- _What is being asked_
Look at each line of the listing. Copy those that hold the string "bạch".

- _Task data_
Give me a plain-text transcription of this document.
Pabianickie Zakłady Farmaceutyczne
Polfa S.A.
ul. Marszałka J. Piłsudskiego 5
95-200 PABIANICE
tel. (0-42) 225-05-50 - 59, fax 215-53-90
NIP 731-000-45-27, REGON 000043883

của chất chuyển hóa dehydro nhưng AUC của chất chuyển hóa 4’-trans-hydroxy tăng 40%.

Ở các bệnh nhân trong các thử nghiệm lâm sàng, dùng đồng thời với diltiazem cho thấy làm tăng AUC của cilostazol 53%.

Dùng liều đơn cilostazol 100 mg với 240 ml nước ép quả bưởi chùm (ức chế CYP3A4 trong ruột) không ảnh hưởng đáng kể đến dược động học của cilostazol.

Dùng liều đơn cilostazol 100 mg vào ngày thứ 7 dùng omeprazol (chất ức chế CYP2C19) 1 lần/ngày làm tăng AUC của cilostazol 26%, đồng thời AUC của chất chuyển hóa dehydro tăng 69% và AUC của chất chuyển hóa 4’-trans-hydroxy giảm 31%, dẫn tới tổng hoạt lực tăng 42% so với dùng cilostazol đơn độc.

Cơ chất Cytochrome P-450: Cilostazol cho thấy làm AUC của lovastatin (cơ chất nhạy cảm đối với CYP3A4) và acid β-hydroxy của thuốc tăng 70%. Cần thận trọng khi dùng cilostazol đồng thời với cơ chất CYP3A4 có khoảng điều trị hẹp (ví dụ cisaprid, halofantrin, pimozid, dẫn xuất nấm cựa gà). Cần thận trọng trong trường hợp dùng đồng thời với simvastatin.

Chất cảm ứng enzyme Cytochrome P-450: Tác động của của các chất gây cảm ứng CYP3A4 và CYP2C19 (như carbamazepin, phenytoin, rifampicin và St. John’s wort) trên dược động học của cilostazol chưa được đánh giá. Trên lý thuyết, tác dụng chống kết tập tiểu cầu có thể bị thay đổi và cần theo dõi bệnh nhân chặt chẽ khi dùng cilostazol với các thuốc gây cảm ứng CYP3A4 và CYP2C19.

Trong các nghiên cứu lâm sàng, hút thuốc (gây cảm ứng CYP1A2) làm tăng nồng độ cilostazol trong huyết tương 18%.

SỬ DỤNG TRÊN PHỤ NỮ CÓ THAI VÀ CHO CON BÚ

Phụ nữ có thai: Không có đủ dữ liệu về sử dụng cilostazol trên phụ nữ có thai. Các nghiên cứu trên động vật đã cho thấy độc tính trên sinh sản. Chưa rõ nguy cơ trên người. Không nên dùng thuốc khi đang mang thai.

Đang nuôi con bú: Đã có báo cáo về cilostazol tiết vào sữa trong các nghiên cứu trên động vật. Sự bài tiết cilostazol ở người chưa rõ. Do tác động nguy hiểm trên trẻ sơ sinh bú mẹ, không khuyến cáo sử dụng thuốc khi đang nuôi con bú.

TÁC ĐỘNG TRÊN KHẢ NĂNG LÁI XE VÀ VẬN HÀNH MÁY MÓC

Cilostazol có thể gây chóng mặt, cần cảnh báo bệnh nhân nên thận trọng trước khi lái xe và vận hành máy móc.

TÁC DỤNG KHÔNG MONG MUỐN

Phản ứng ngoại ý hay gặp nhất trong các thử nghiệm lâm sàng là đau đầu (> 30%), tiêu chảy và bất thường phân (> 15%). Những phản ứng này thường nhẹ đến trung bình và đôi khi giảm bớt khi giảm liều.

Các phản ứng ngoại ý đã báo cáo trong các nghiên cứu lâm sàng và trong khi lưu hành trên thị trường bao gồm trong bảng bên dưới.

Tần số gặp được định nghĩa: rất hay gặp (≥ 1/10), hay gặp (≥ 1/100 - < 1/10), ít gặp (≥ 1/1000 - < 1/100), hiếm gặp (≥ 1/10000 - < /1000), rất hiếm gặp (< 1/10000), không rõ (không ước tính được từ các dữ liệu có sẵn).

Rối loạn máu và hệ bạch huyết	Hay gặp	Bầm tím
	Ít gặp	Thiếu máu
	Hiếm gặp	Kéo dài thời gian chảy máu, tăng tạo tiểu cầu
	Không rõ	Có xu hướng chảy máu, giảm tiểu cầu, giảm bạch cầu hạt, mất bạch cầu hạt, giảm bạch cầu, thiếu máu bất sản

- _Exercise result_
Rối loạn máu và hệ bạch huyết	Hay gặp	Bầm tím
	Không rõ	Có xu hướng chảy máu, giảm tiểu cầu, giảm bạch cầu hạt, mất bạch cầu hạt, giảm bạch cầu, thiếu máu bất sản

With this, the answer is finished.